* [Short problem] Copy all lines in which the word "been" can be found.

# Task inputs start

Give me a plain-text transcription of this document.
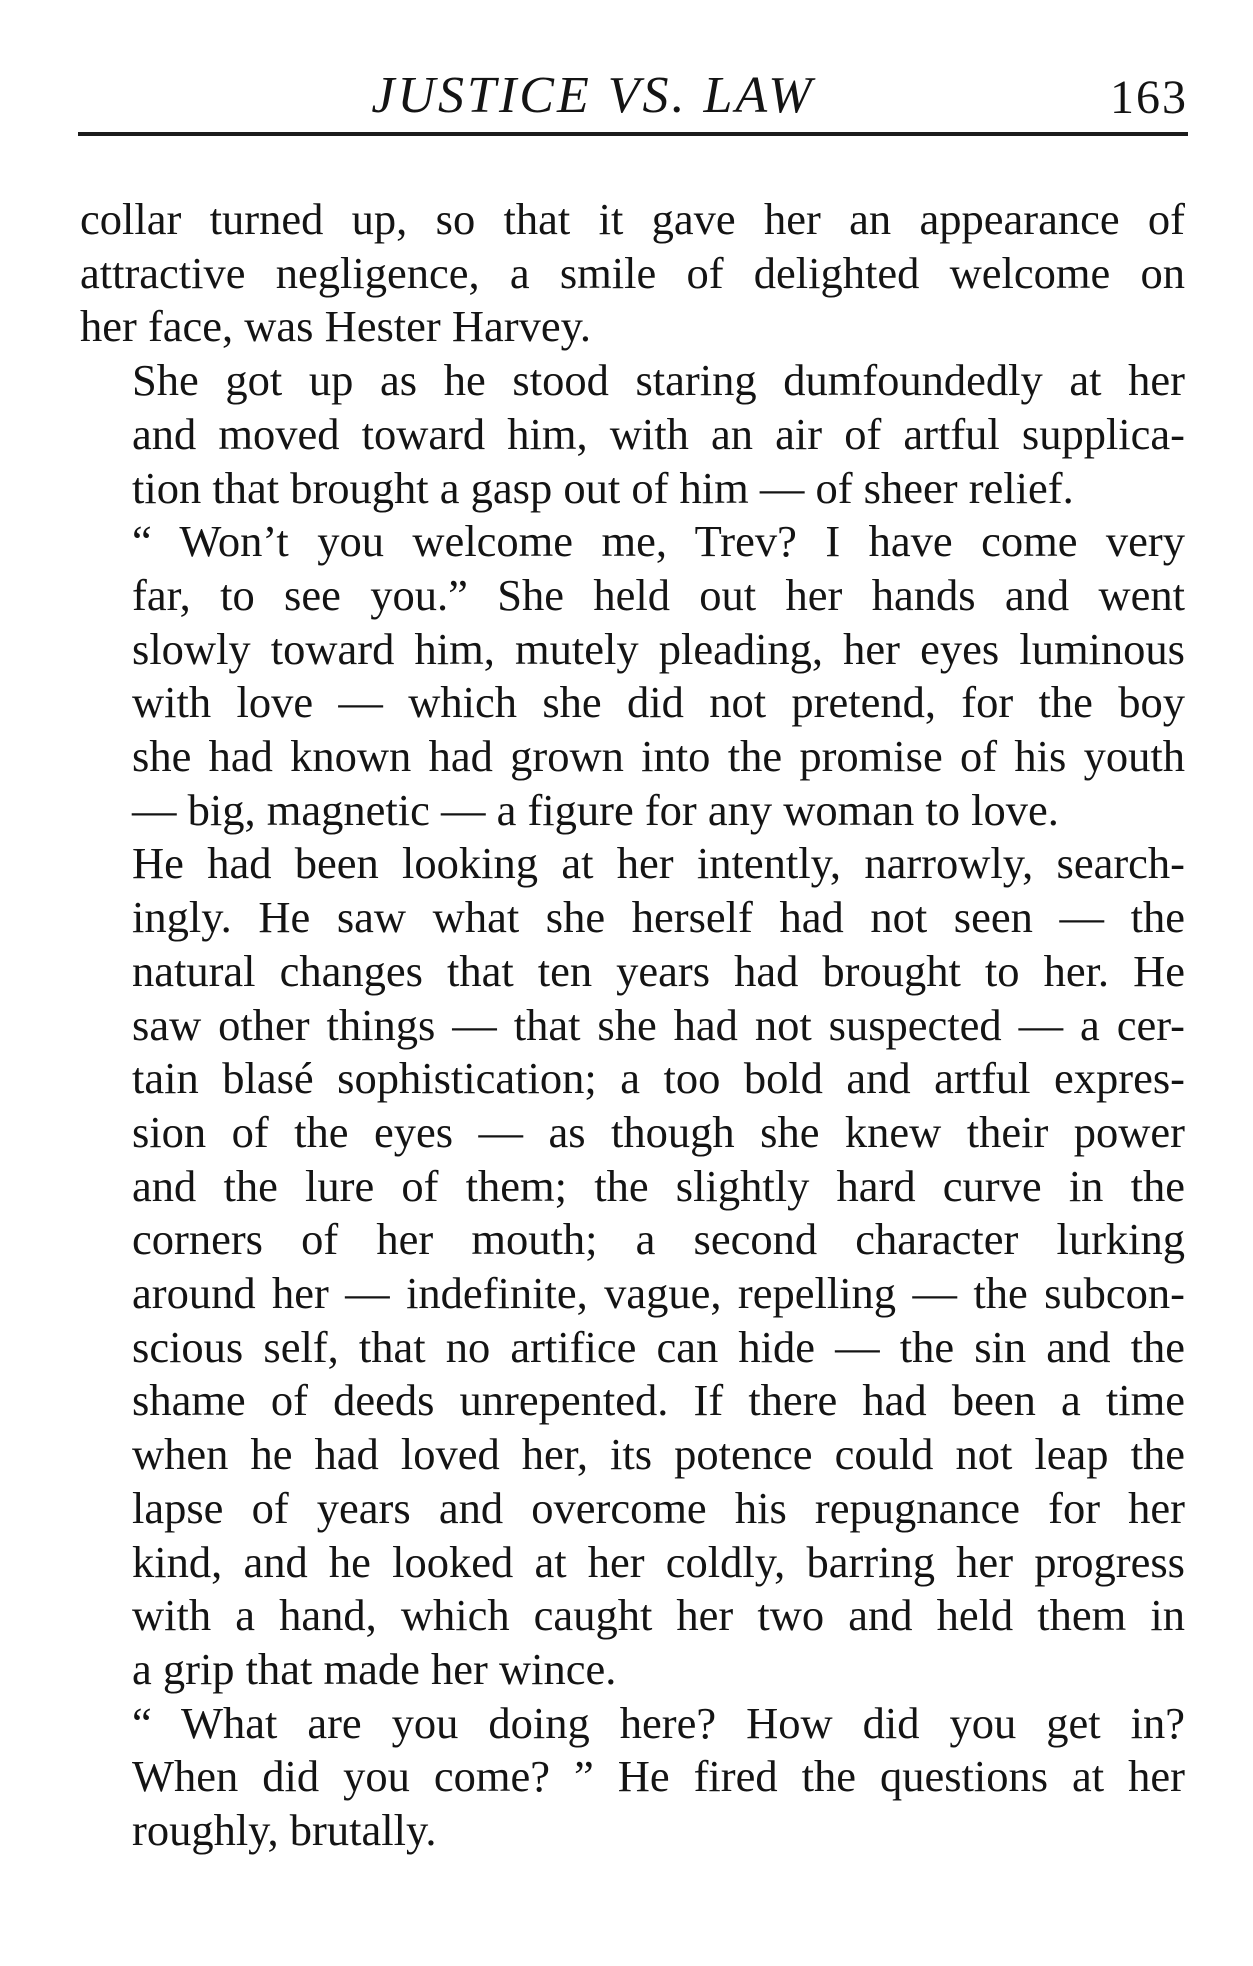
JUSTICE VS. LAW	163

collar turned up, so that it gave her an appearance of
attractive negligence, a smile of delighted welcome on
her face, was Hester Harvey.

She got up as he stood staring dumfoundedly at her
and moved toward him, with an air of artful supplica-
tion that brought a gasp out of him — of sheer relief.

“ Won’t you welcome me, Trev? I have come very
far, to see you.” She held out her hands and went
slowly toward him, mutely pleading, her eyes luminous
with love — which she did not pretend, for the boy
she had known had grown into the promise of his youth
— big, magnetic — a figure for any woman to love.

He had been looking at her intently, narrowly, search-
ingly. He saw what she herself had not seen — the
natural changes that ten years had brought to her. He
saw other things — that she had not suspected — a cer-
tain blasé sophistication; a too bold and artful expres-
sion of the eyes — as though she knew their power
and the lure of them; the slightly hard curve in the
corners of her mouth; a second character lurking
around her — indefinite, vague, repelling — the subcon-
scious self, that no artifice can hide — the sin and the
shame of deeds unrepented. If there had been a time
when he had loved her, its potence could not leap the
lapse of years and overcome his repugnance for her
kind, and he looked at her coldly, barring her progress
with a hand, which caught her two and held them in
a grip that made her wince.

“ What are you doing here? How did you get in?
When did you come? ” He fired the questions at her
roughly, brutally.
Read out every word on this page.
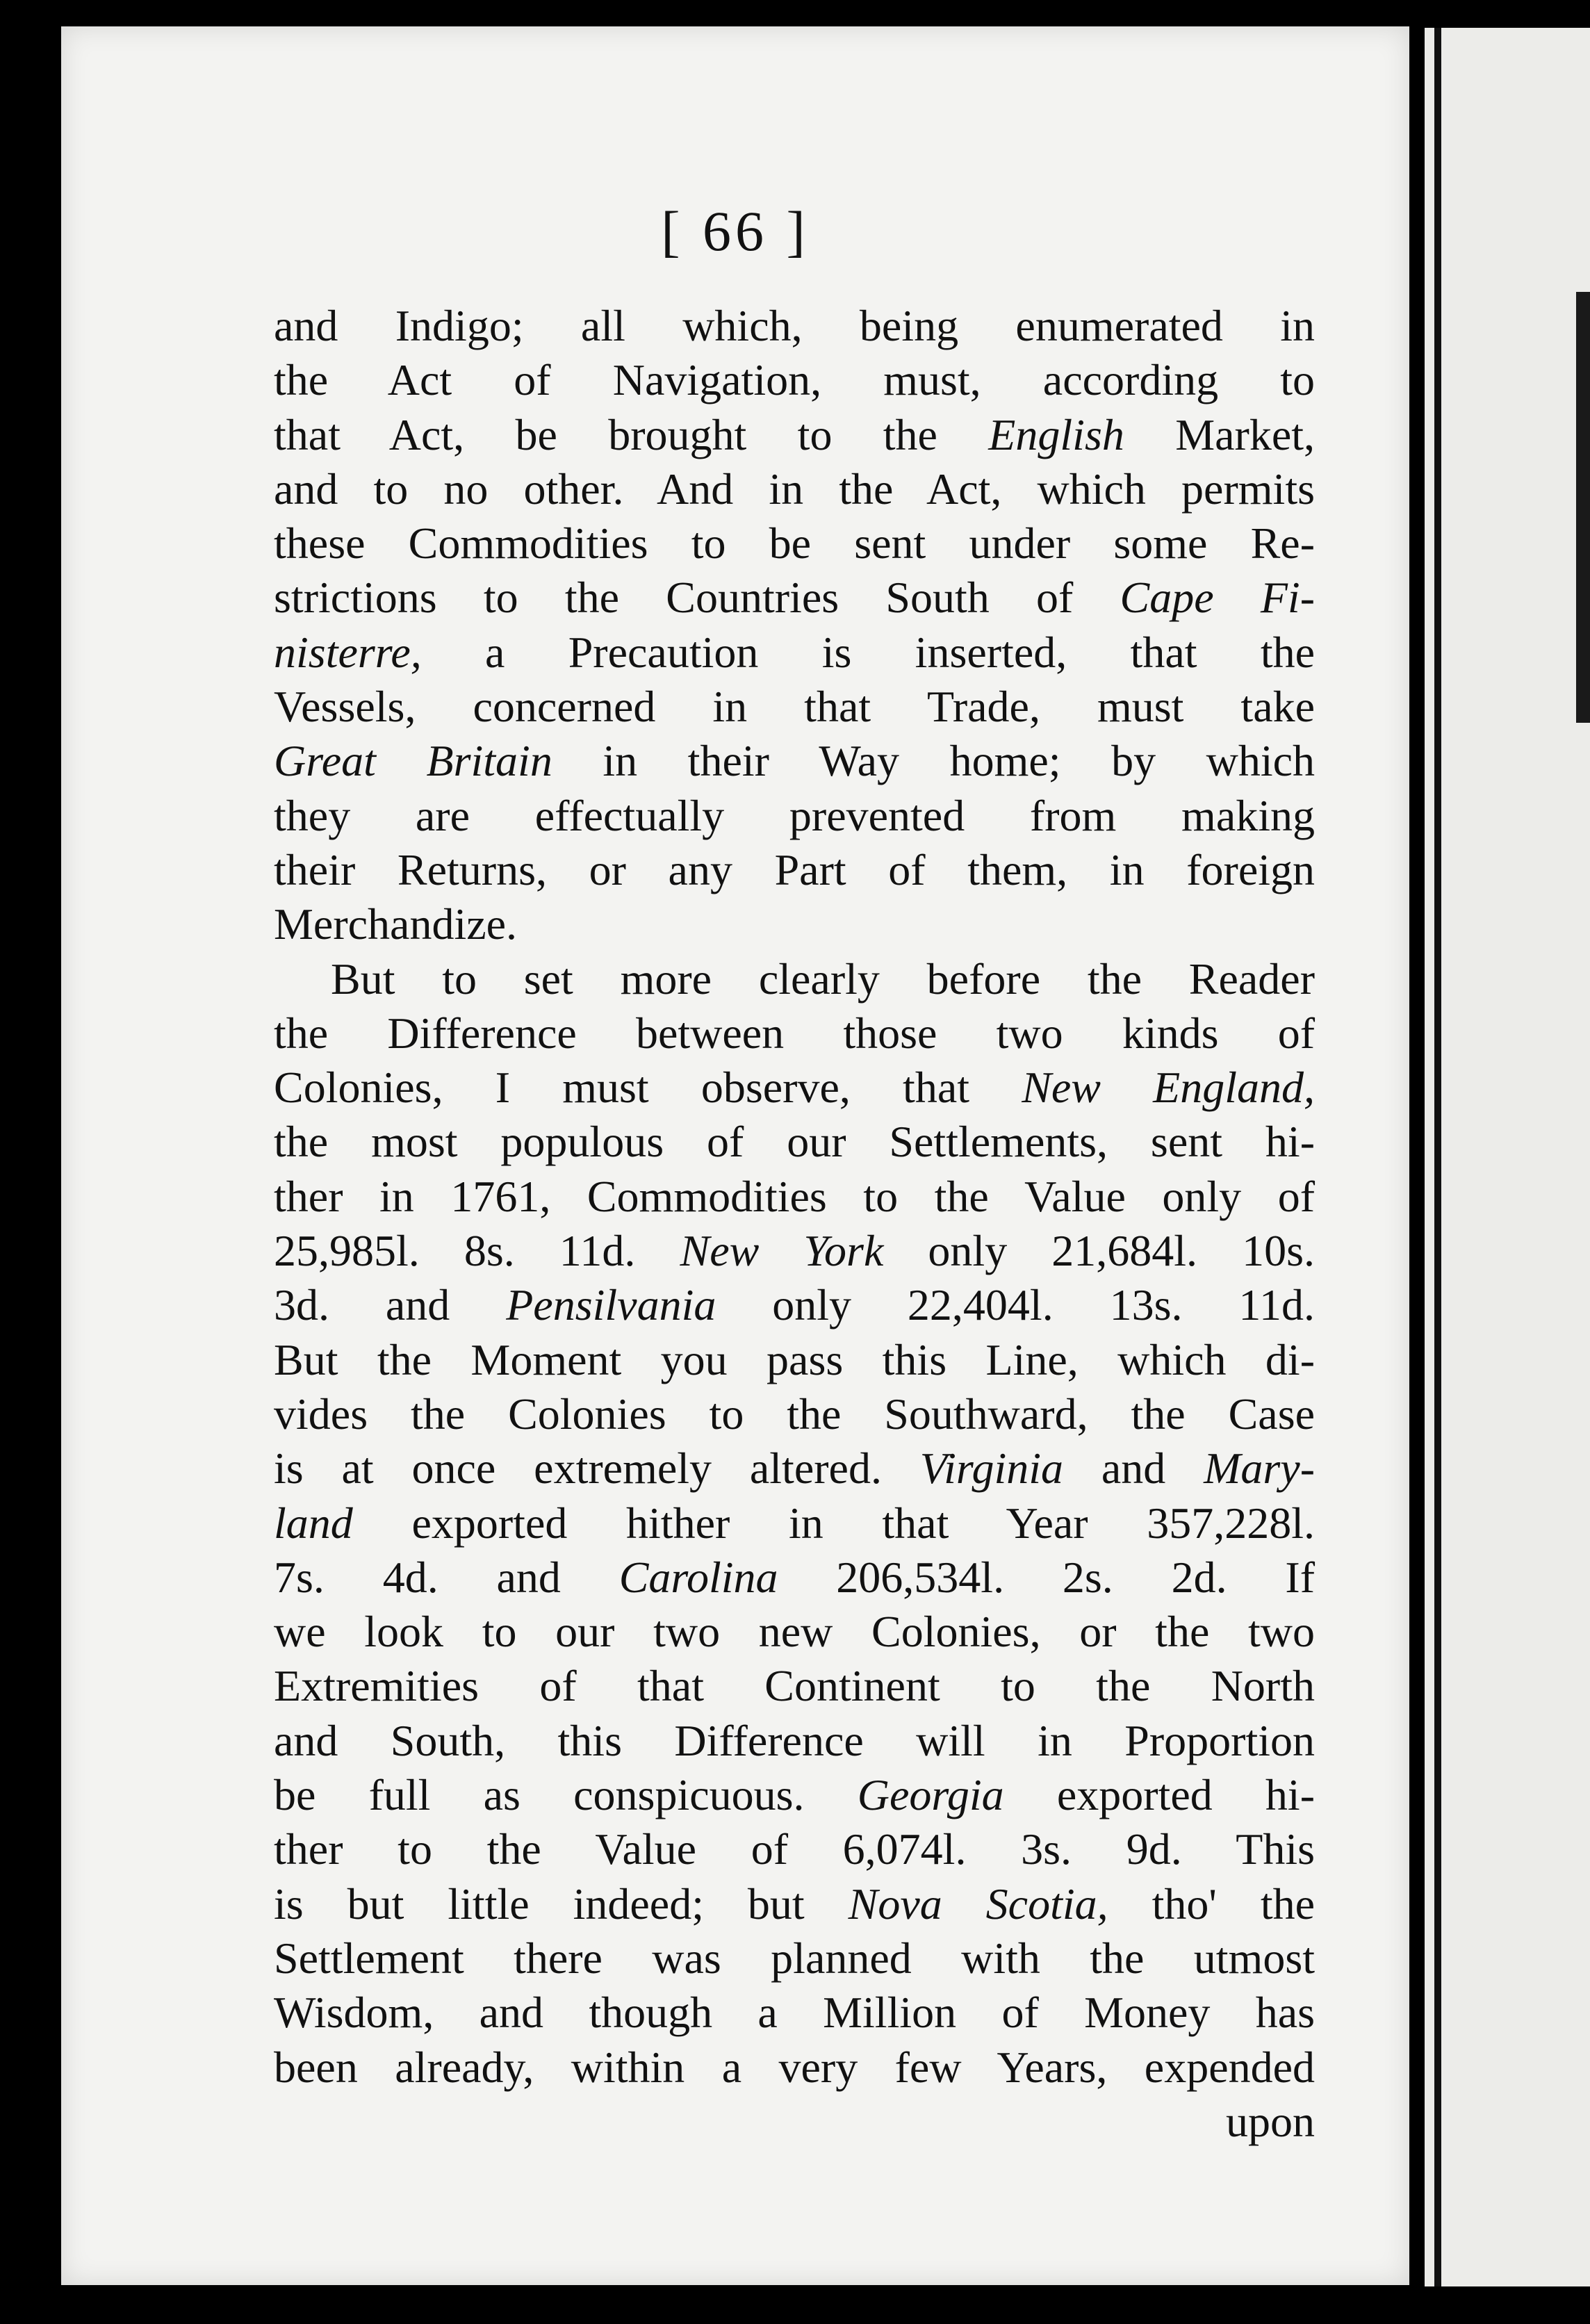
[ 66 ]
and Indigo; all which, being enumerated in
the Act of Navigation, must, according to
that Act, be brought to the English Market,
and to no other. And in the Act, which permits
these Commodities to be sent under some Re-
strictions to the Countries South of Cape Fi-
nisterre, a Precaution is inserted, that the
Vessels, concerned in that Trade, must take
Great Britain in their Way home; by which
they are effectually prevented from making
their Returns, or any Part of them, in foreign
Merchandize.
But to set more clearly before the Reader
the Difference between those two kinds of
Colonies, I must observe, that New England,
the most populous of our Settlements, sent hi-
ther in 1761, Commodities to the Value only of
25,985l. 8s. 11d. New York only 21,684l. 10s.
3d. and Pensilvania only 22,404l. 13s. 11d.
But the Moment you pass this Line, which di-
vides the Colonies to the Southward, the Case
is at once extremely altered. Virginia and Mary-
land exported hither in that Year 357,228l.
7s. 4d. and Carolina 206,534l. 2s. 2d. If
we look to our two new Colonies, or the two
Extremities of that Continent to the North
and South, this Difference will in Proportion
be full as conspicuous. Georgia exported hi-
ther to the Value of 6,074l. 3s. 9d. This
is but little indeed; but Nova Scotia, tho' the
Settlement there was planned with the utmost
Wisdom, and though a Million of Money has
been already, within a very few Years, expended
upon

# Task inputs end

* [The response]
He had been looking at her intently, narrowly, search-
shame of deeds unrepented. If there had been a time
been already, within a very few Years, expended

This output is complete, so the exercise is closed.